▶ **Requirements**
Which lines hold the word "حسـب"? Copy each one.

--- Dataset excerpts ---

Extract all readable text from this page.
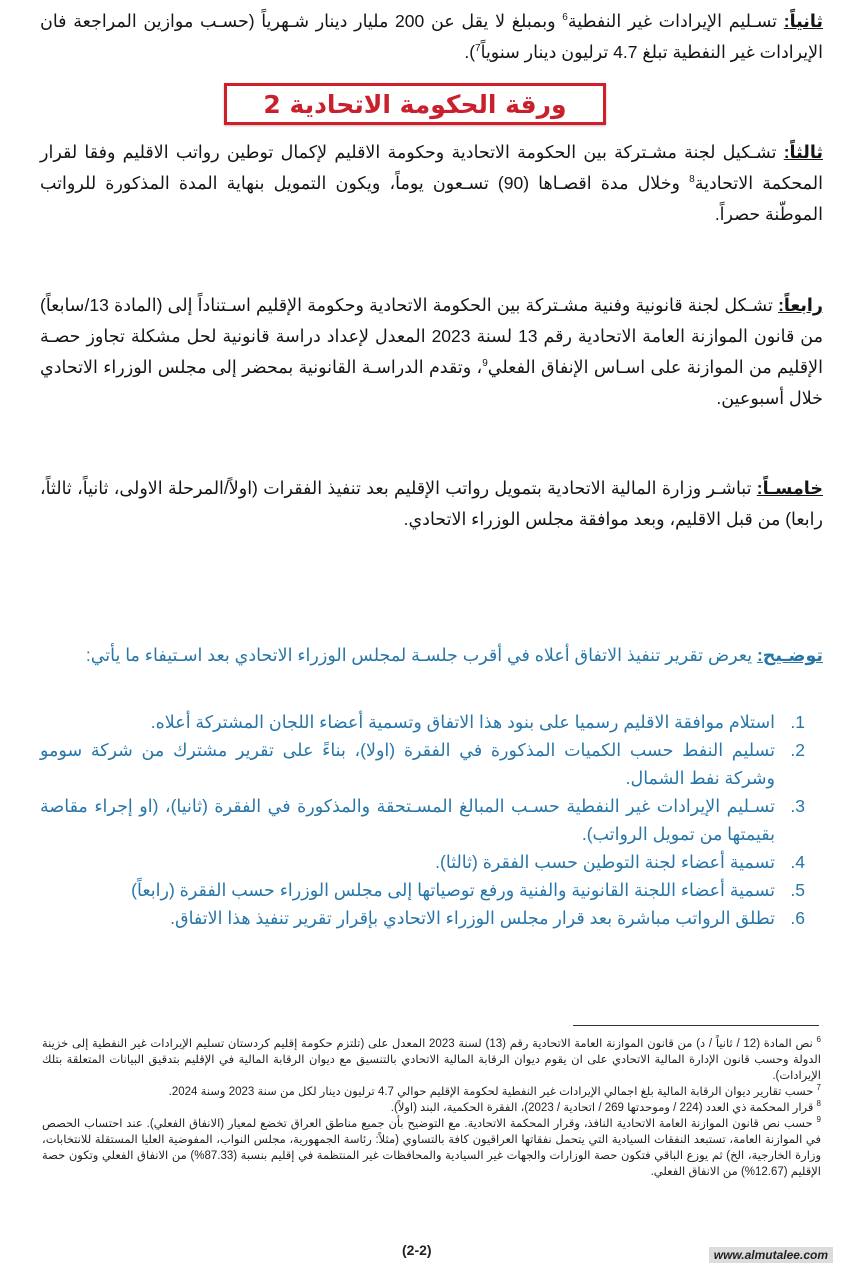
ثانياً: تسـليم الإيرادات غير النفطية$^6$ وبمبلغ لا يقل عن 200 مليار دينار شـهرياً (حسـب موازين المراجعة فان الإيرادات غير النفطية تبلغ 4.7 ترليون دينار سنوياً$^7$).

ورقة الحكومة الاتحادية 2

ثالثاً: تشـكيل لجنة مشـتركة بين الحكومة الاتحادية وحكومة الاقليم لإكمال توطين رواتب الاقليم وفقا لقرار المحكمة الاتحادية$^8$ وخلال مدة اقصـاها (90) تسـعون يوماً، ويكون التمويل بنهاية المدة المذكورة للرواتب الموطّنة حصراً.

رابعاً: تشـكل لجنة قانونية وفنية مشـتركة بين الحكومة الاتحادية وحكومة الإقليم اسـتناداً إلى (المادة 13/سابعاً) من قانون الموازنة العامة الاتحادية رقم 13 لسنة 2023 المعدل لإعداد دراسة قانونية لحل مشكلة تجاوز حصـة الإقليم من الموازنة على اسـاس الإنفاق الفعلي$^9$، وتقدم الدراسـة القانونية بمحضر إلى مجلس الوزراء الاتحادي خلال أسبوعين.

خامسـاً: تباشـر وزارة المالية الاتحادية بتمويل رواتب الإقليم بعد تنفيذ الفقرات (اولاً/المرحلة الاولى، ثانياً، ثالثاً، رابعا) من قبل الاقليم، وبعد موافقة مجلس الوزراء الاتحادي.

توضـيح: يعرض تقرير تنفيذ الاتفاق أعلاه في أقرب جلسـة لمجلس الوزراء الاتحادي بعد اسـتيفاء ما يأتي:

1.
استلام موافقة الاقليم رسميا على بنود هذا الاتفاق وتسمية أعضاء اللجان المشتركة أعلاه.
2.
تسليم النفط حسب الكميات المذكورة في الفقرة (اولا)، بناءً على تقرير مشترك من شركة سومو وشركة نفط الشمال.
3.
تسـليم الإيرادات غير النفطية حسـب المبالغ المسـتحقة والمذكورة في الفقرة (ثانيا)، (او إجراء مقاصة بقيمتها من تمويل الرواتب).
4.
تسمية أعضاء لجنة التوطين حسب الفقرة (ثالثا).
5.
تسمية أعضاء اللجنة القانونية والفنية ورفع توصياتها إلى مجلس الوزراء حسب الفقرة (رابعاً)
6.
تطلق الرواتب مباشرة بعد قرار مجلس الوزراء الاتحادي بإقرار تقرير تنفيذ هذا الاتفاق.

$^6$ نص المادة (12 / ثانياً / د) من قانون الموازنة العامة الاتحادية رقم (13) لسنة 2023 المعدل على (تلتزم حكومة إقليم كردستان تسليم الإيرادات غير النفطية إلى خزينة الدولة وحسب قانون الإدارة المالية الاتحادي على ان يقوم ديوان الرقابة المالية الاتحادي بالتنسيق مع ديوان الرقابة المالية في الإقليم بتدقيق البيانات المتعلقة بتلك الإيرادات).

$^7$ حسب تقارير ديوان الرقابة المالية بلغ اجمالي الإيرادات غير النفطية لحكومة الإقليم حوالي 4.7 ترليون دينار لكل من سنة 2023 وسنة 2024.

$^8$ قرار المحكمة ذي العدد (224 / وموحدتها 269 / اتحادية / 2023)، الفقرة الحكمية، البند (اولاً).

$^9$ حسب نص قانون الموازنة العامة الاتحادية النافذ، وقرار المحكمة الاتحادية. مع التوضيح بأن جميع مناطق العراق تخضع لمعيار (الانفاق الفعلي). عند احتساب الحصص في الموازنة العامة، تستبعد النفقات السيادية التي يتحمل نفقاتها العراقيون كافة بالتساوي (مثلاً: رئاسة الجمهورية، مجلس النواب، المفوضية العليا المستقلة للانتخابات، وزارة الخارجية، الخ) ثم يوزع الباقي فتكون حصة الوزارات والجهات غير السيادية والمحافظات غير المنتظمة في إقليم بنسبة (87.33%) من الانفاق الفعلي وتكون حصة الإقليم (12.67%) من الانفاق الفعلي.

(2-2)	www.almutalee.com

---

▶ **Response to this exercise**
ثانياً: تسـليم الإيرادات غير النفطية$^6$ وبمبلغ لا يقل عن 200 مليار دينار شـهرياً (حسـب موازين المراجعة فان الإيرادات غير النفطية تبلغ 4.7 ترليون دينار سنوياً$^7$).
تسـليم الإيرادات غير النفطية حسـب المبالغ المسـتحقة والمذكورة في الفقرة (ثانيا)، (او إجراء مقاصة بقيمتها من تمويل الرواتب).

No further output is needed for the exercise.